*** Data supplied
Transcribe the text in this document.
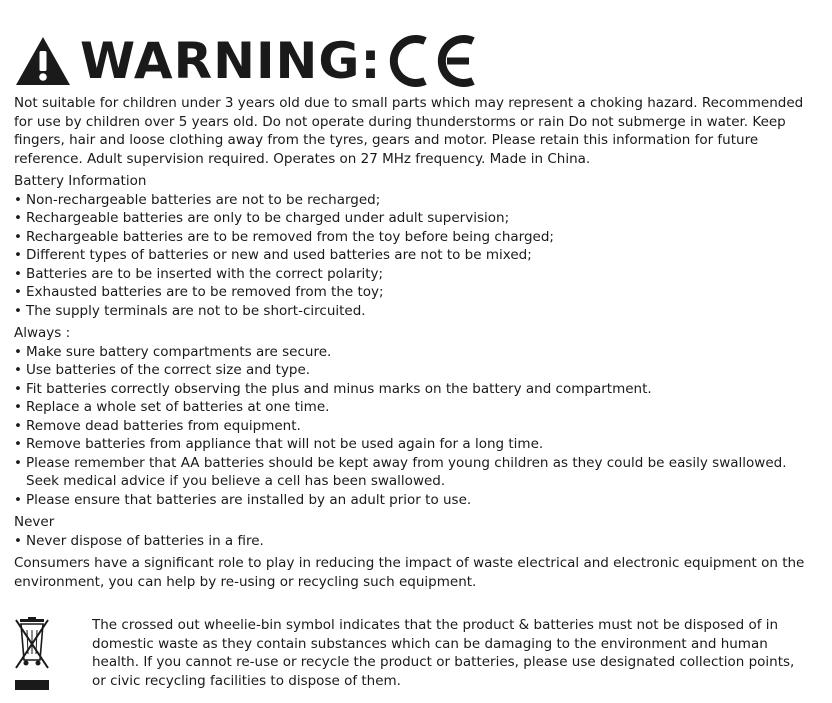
WARNING:

Not suitable for children under 3 years old due to small parts which may represent a choking hazard. Recommended for use by children over 5 years old. Do not operate during thunderstorms or rain Do not submerge in water. Keep fingers, hair and loose clothing away from the tyres, gears and motor. Please retain this information for future reference. Adult supervision required. Operates on 27 MHz frequency. Made in China.

Battery Information

• Non-rechargeable batteries are not to be recharged;
• Rechargeable batteries are only to be charged under adult supervision;
• Rechargeable batteries are to be removed from the toy before being charged;
• Different types of batteries or new and used batteries are not to be mixed;
• Batteries are to be inserted with the correct polarity;
• Exhausted batteries are to be removed from the toy;
• The supply terminals are not to be short-circuited.

Always :

• Make sure battery compartments are secure.
• Use batteries of the correct size and type.
• Fit batteries correctly observing the plus and minus marks on the battery and compartment.
• Replace a whole set of batteries at one time.
• Remove dead batteries from equipment.
• Remove batteries from appliance that will not be used again for a long time.
• Please remember that AA batteries should be kept away from young children as they could be easily swallowed. Seek medical advice if you believe a cell has been swallowed.
• Please ensure that batteries are installed by an adult prior to use.

Never

• Never dispose of batteries in a fire.

Consumers have a significant role to play in reducing the impact of waste electrical and electronic equipment on the environment, you can help by re-using or recycling such equipment.

The crossed out wheelie-bin symbol indicates that the product & batteries must not be disposed of in domestic waste as they contain substances which can be damaging to the environment and human health. If you cannot re-use or recycle the product or batteries, please use designated collection points, or civic recycling facilities to dispose of them.
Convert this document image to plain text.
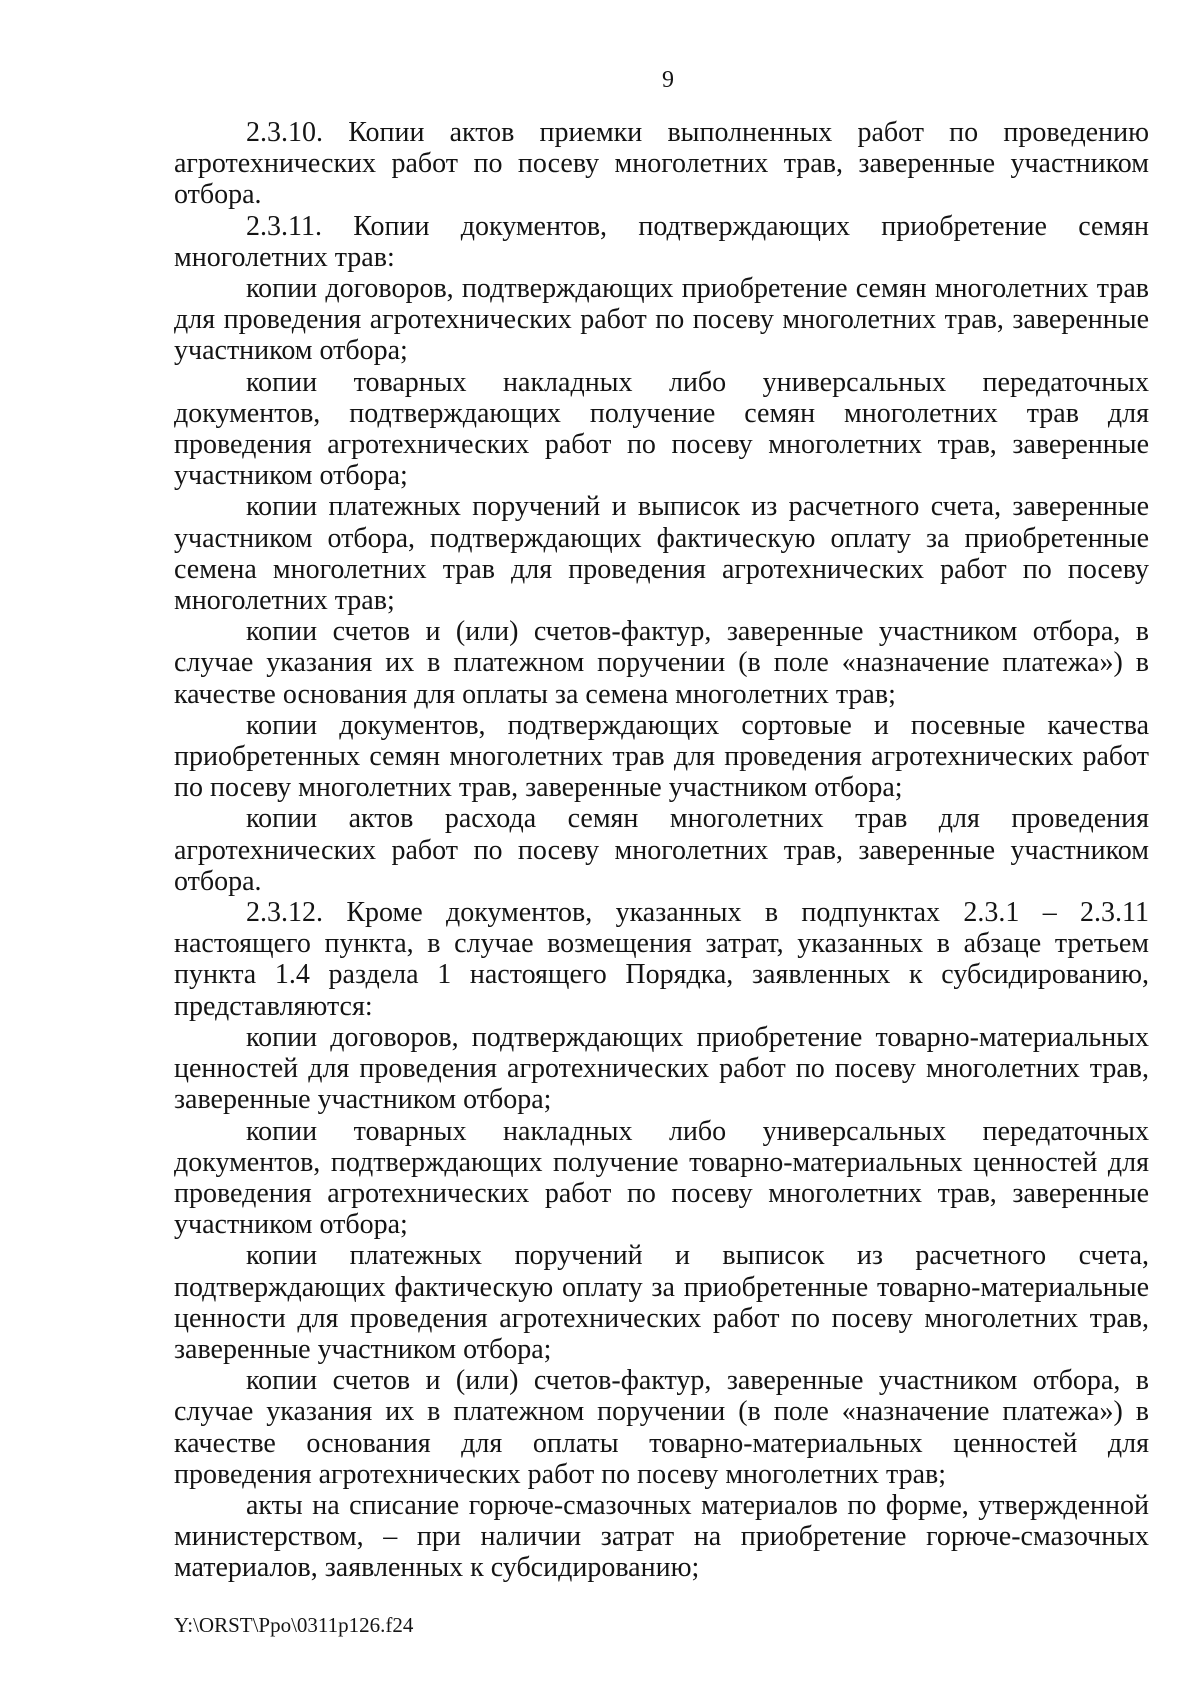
9

2.3.10. Копии актов приемки выполненных работ по проведению агротехнических работ по посеву многолетних трав, заверенные участником отбора.

2.3.11. Копии документов, подтверждающих приобретение семян многолетних трав:

копии договоров, подтверждающих приобретение семян многолетних трав для проведения агротехнических работ по посеву многолетних трав, заверенные участником отбора;

копии товарных накладных либо универсальных передаточных документов, подтверждающих получение семян многолетних трав для проведения агротехнических работ по посеву многолетних трав, заверенные участником отбора;

копии платежных поручений и выписок из расчетного счета, заверенные участником отбора, подтверждающих фактическую оплату за приобретенные семена многолетних трав для проведения агротехнических работ по посеву многолетних трав;

копии счетов и (или) счетов-фактур, заверенные участником отбора, в случае указания их в платежном поручении (в поле «назначение платежа») в качестве основания для оплаты за семена многолетних трав;

копии документов, подтверждающих сортовые и посевные качества приобретенных семян многолетних трав для проведения агротехнических работ по посеву многолетних трав, заверенные участником отбора;

копии актов расхода семян многолетних трав для проведения агротехнических работ по посеву многолетних трав, заверенные участником отбора.

2.3.12. Кроме документов, указанных в подпунктах 2.3.1 – 2.3.11 настоящего пункта, в случае возмещения затрат, указанных в абзаце третьем пункта 1.4 раздела 1 настоящего Порядка, заявленных к субсидированию, представляются:

копии договоров, подтверждающих приобретение товарно-материальных ценностей для проведения агротехнических работ по посеву многолетних трав, заверенные участником отбора;

копии товарных накладных либо универсальных передаточных документов, подтверждающих получение товарно-материальных ценностей для проведения агротехнических работ по посеву многолетних трав, заверенные участником отбора;

копии платежных поручений и выписок из расчетного счета, подтверждающих фактическую оплату за приобретенные товарно-материальные ценности для проведения агротехнических работ по посеву многолетних трав, заверенные участником отбора;

копии счетов и (или) счетов-фактур, заверенные участником отбора, в случае указания их в платежном поручении (в поле «назначение платежа») в качестве основания для оплаты товарно-материальных ценностей для проведения агротехнических работ по посеву многолетних трав;

акты на списание горюче-смазочных материалов по форме, утвержденной министерством, – при наличии затрат на приобретение горюче-смазочных материалов, заявленных к субсидированию;

Y:\ORST\Ppo\0311p126.f24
******
Description of the task
Transcribe the full listing above exactly, with the images removed.

Solution
Transcribe the text in this document.
WARNING:

Not suitable for children under 3 years old due to small parts which may represent a choking hazard. Recommended for use by children over 5 years old. Do not operate during thunderstorms or rain Do not submerge in water. Keep fingers, hair and loose clothing away from the tyres, gears and motor. Please retain this information for future reference. Adult supervision required. Operates on 27 MHz frequency. Made in China.

Battery Information

• Non-rechargeable batteries are not to be recharged;
• Rechargeable batteries are only to be charged under adult supervision;
• Rechargeable batteries are to be removed from the toy before being charged;
• Different types of batteries or new and used batteries are not to be mixed;
• Batteries are to be inserted with the correct polarity;
• Exhausted batteries are to be removed from the toy;
• The supply terminals are not to be short-circuited.

Always :

• Make sure battery compartments are secure.
• Use batteries of the correct size and type.
• Fit batteries correctly observing the plus and minus marks on the battery and compartment.
• Replace a whole set of batteries at one time.
• Remove dead batteries from equipment.
• Remove batteries from appliance that will not be used again for a long time.
• Please remember that AA batteries should be kept away from young children as they could be easily swallowed. Seek medical advice if you believe a cell has been swallowed.
• Please ensure that batteries are installed by an adult prior to use.

Never

• Never dispose of batteries in a fire.

Consumers have a significant role to play in reducing the impact of waste electrical and electronic equipment on the environment, you can help by re-using or recycling such equipment.

The crossed out wheelie-bin symbol indicates that the product & batteries must not be disposed of in domestic waste as they contain substances which can be damaging to the environment and human health. If you cannot re-use or recycle the product or batteries, please use designated collection points, or civic recycling facilities to dispose of them.
Convert this document image to plain text.
9

2.3.10. Копии актов приемки выполненных работ по проведению агротехнических работ по посеву многолетних трав, заверенные участником отбора.

2.3.11. Копии документов, подтверждающих приобретение семян многолетних трав:

копии договоров, подтверждающих приобретение семян многолетних трав для проведения агротехнических работ по посеву многолетних трав, заверенные участником отбора;

копии товарных накладных либо универсальных передаточных документов, подтверждающих получение семян многолетних трав для проведения агротехнических работ по посеву многолетних трав, заверенные участником отбора;

копии платежных поручений и выписок из расчетного счета, заверенные участником отбора, подтверждающих фактическую оплату за приобретенные семена многолетних трав для проведения агротехнических работ по посеву многолетних трав;

копии счетов и (или) счетов-фактур, заверенные участником отбора, в случае указания их в платежном поручении (в поле «назначение платежа») в качестве основания для оплаты за семена многолетних трав;

копии документов, подтверждающих сортовые и посевные качества приобретенных семян многолетних трав для проведения агротехнических работ по посеву многолетних трав, заверенные участником отбора;

копии актов расхода семян многолетних трав для проведения агротехнических работ по посеву многолетних трав, заверенные участником отбора.

2.3.12. Кроме документов, указанных в подпунктах 2.3.1 – 2.3.11 настоящего пункта, в случае возмещения затрат, указанных в абзаце третьем пункта 1.4 раздела 1 настоящего Порядка, заявленных к субсидированию, представляются:

копии договоров, подтверждающих приобретение товарно-материальных ценностей для проведения агротехнических работ по посеву многолетних трав, заверенные участником отбора;

копии товарных накладных либо универсальных передаточных документов, подтверждающих получение товарно-материальных ценностей для проведения агротехнических работ по посеву многолетних трав, заверенные участником отбора;

копии платежных поручений и выписок из расчетного счета, подтверждающих фактическую оплату за приобретенные товарно-материальные ценности для проведения агротехнических работ по посеву многолетних трав, заверенные участником отбора;

копии счетов и (или) счетов-фактур, заверенные участником отбора, в случае указания их в платежном поручении (в поле «назначение платежа») в качестве основания для оплаты товарно-материальных ценностей для проведения агротехнических работ по посеву многолетних трав;

акты на списание горюче-смазочных материалов по форме, утвержденной министерством, – при наличии затрат на приобретение горюче-смазочных материалов, заявленных к субсидированию;

Y:\ORST\Ppo\0311p126.f24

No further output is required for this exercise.